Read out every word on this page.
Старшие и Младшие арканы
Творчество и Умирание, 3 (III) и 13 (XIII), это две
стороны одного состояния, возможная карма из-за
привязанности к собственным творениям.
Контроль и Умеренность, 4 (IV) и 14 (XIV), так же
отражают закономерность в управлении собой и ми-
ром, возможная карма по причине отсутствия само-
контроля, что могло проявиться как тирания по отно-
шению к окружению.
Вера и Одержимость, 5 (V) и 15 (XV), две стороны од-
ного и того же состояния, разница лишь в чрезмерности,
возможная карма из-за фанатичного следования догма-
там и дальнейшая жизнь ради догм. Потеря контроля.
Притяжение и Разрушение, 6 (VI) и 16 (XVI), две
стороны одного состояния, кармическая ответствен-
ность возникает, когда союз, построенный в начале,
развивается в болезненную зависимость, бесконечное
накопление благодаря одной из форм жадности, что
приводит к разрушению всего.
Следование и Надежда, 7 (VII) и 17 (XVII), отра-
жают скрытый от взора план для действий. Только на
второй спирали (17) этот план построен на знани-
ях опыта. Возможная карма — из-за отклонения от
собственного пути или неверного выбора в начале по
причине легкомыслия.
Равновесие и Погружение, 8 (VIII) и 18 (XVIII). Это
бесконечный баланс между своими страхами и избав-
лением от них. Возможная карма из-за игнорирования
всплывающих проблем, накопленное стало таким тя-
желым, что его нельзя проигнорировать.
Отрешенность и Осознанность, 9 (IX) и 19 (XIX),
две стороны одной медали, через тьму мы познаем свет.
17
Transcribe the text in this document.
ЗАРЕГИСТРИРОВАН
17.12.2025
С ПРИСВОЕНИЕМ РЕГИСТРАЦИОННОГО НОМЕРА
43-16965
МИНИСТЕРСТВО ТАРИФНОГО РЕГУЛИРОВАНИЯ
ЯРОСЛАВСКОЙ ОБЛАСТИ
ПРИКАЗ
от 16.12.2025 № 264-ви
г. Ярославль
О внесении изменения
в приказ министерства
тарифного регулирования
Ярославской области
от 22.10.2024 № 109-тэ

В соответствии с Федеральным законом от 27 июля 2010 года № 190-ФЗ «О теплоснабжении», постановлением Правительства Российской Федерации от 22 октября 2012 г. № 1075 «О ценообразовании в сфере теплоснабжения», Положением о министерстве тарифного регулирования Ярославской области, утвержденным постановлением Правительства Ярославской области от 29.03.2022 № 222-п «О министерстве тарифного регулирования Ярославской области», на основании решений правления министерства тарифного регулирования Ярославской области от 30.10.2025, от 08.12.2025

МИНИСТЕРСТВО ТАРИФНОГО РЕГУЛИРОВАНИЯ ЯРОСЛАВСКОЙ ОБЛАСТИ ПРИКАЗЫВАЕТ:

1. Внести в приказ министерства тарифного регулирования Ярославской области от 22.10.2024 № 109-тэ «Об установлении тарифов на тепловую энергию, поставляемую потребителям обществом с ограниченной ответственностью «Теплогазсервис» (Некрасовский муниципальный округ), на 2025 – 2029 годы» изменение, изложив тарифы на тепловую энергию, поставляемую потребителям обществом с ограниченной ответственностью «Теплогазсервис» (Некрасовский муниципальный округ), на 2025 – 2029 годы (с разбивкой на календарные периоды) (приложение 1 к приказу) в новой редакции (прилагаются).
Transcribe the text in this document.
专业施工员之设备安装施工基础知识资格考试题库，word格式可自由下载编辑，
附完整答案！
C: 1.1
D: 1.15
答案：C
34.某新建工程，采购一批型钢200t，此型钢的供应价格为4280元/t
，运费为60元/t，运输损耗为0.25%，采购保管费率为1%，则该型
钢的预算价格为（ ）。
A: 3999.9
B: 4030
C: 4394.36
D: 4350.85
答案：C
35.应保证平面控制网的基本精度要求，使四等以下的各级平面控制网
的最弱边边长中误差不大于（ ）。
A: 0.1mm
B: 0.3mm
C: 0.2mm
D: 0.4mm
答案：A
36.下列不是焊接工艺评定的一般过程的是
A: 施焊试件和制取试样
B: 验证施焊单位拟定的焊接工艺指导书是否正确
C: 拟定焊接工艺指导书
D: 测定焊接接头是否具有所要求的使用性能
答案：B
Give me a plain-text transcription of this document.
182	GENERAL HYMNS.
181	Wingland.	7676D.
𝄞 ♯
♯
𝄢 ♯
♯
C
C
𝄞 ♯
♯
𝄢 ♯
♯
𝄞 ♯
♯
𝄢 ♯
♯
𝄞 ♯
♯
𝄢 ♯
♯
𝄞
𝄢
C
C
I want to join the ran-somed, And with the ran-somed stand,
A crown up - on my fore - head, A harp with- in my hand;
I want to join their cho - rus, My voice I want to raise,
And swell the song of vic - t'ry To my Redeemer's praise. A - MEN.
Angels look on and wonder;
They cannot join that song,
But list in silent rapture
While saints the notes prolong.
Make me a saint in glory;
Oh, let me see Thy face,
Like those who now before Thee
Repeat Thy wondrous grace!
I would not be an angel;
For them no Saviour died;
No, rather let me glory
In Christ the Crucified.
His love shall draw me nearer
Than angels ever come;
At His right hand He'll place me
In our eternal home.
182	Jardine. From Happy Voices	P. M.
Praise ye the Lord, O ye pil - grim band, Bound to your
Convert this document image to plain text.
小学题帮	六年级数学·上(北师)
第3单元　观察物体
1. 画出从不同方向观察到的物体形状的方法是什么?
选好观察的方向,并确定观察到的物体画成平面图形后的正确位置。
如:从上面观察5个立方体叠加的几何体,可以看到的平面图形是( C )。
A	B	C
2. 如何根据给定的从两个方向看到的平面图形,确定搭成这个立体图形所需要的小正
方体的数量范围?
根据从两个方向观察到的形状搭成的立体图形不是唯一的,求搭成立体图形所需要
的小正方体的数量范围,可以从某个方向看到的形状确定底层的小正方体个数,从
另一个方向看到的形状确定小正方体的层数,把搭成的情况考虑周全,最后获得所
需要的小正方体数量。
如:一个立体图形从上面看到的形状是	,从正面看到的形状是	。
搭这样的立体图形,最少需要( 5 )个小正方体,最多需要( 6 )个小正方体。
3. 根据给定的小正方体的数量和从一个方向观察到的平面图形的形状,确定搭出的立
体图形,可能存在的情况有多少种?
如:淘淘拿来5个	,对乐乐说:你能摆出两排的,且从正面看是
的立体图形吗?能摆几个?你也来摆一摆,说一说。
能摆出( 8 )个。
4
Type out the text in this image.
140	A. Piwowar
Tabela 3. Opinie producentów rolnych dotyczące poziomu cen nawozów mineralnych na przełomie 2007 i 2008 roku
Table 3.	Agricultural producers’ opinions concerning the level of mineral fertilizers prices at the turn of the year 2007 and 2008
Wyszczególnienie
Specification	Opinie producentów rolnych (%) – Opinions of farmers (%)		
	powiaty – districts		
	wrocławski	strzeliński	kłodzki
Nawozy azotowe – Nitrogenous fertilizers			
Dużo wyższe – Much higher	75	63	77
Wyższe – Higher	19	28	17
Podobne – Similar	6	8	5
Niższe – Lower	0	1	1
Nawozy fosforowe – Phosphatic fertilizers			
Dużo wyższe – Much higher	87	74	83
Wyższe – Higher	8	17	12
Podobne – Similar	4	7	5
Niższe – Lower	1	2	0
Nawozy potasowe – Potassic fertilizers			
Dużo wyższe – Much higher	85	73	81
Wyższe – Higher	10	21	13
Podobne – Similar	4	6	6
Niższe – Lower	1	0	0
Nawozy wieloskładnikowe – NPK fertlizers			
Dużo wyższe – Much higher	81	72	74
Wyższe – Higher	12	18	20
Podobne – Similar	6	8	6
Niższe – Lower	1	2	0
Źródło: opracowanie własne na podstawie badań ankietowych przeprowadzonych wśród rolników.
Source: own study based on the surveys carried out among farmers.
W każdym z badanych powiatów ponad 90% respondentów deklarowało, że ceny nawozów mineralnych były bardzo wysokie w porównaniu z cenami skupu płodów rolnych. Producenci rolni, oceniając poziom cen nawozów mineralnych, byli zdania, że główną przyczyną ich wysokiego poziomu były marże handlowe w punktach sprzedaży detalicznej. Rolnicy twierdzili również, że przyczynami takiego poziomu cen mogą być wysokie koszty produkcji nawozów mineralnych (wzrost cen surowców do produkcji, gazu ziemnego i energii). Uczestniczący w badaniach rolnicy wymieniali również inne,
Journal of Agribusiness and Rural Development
+++
Exactly reproduce the lines from the one containing "Type out the text in this image." through the end of the records, and only those lines.

Type out the text in this image.
140	A. Piwowar
Tabela 3. Opinie producentów rolnych dotyczące poziomu cen nawozów mineralnych na przełomie 2007 i 2008 roku
Table 3.	Agricultural producers’ opinions concerning the level of mineral fertilizers prices at the turn of the year 2007 and 2008
Wyszczególnienie
Specification	Opinie producentów rolnych (%) – Opinions of farmers (%)		
	powiaty – districts		
	wrocławski	strzeliński	kłodzki
Nawozy azotowe – Nitrogenous fertilizers			
Dużo wyższe – Much higher	75	63	77
Wyższe – Higher	19	28	17
Podobne – Similar	6	8	5
Niższe – Lower	0	1	1
Nawozy fosforowe – Phosphatic fertilizers			
Dużo wyższe – Much higher	87	74	83
Wyższe – Higher	8	17	12
Podobne – Similar	4	7	5
Niższe – Lower	1	2	0
Nawozy potasowe – Potassic fertilizers			
Dużo wyższe – Much higher	85	73	81
Wyższe – Higher	10	21	13
Podobne – Similar	4	6	6
Niższe – Lower	1	0	0
Nawozy wieloskładnikowe – NPK fertlizers			
Dużo wyższe – Much higher	81	72	74
Wyższe – Higher	12	18	20
Podobne – Similar	6	8	6
Niższe – Lower	1	2	0
Źródło: opracowanie własne na podstawie badań ankietowych przeprowadzonych wśród rolników.
Source: own study based on the surveys carried out among farmers.
W każdym z badanych powiatów ponad 90% respondentów deklarowało, że ceny nawozów mineralnych były bardzo wysokie w porównaniu z cenami skupu płodów rolnych. Producenci rolni, oceniając poziom cen nawozów mineralnych, byli zdania, że główną przyczyną ich wysokiego poziomu były marże handlowe w punktach sprzedaży detalicznej. Rolnicy twierdzili również, że przyczynami takiego poziomu cen mogą być wysokie koszty produkcji nawozów mineralnych (wzrost cen surowców do produkcji, gazu ziemnego i energii). Uczestniczący w badaniach rolnicy wymieniali również inne,
Journal of Agribusiness and Rural Development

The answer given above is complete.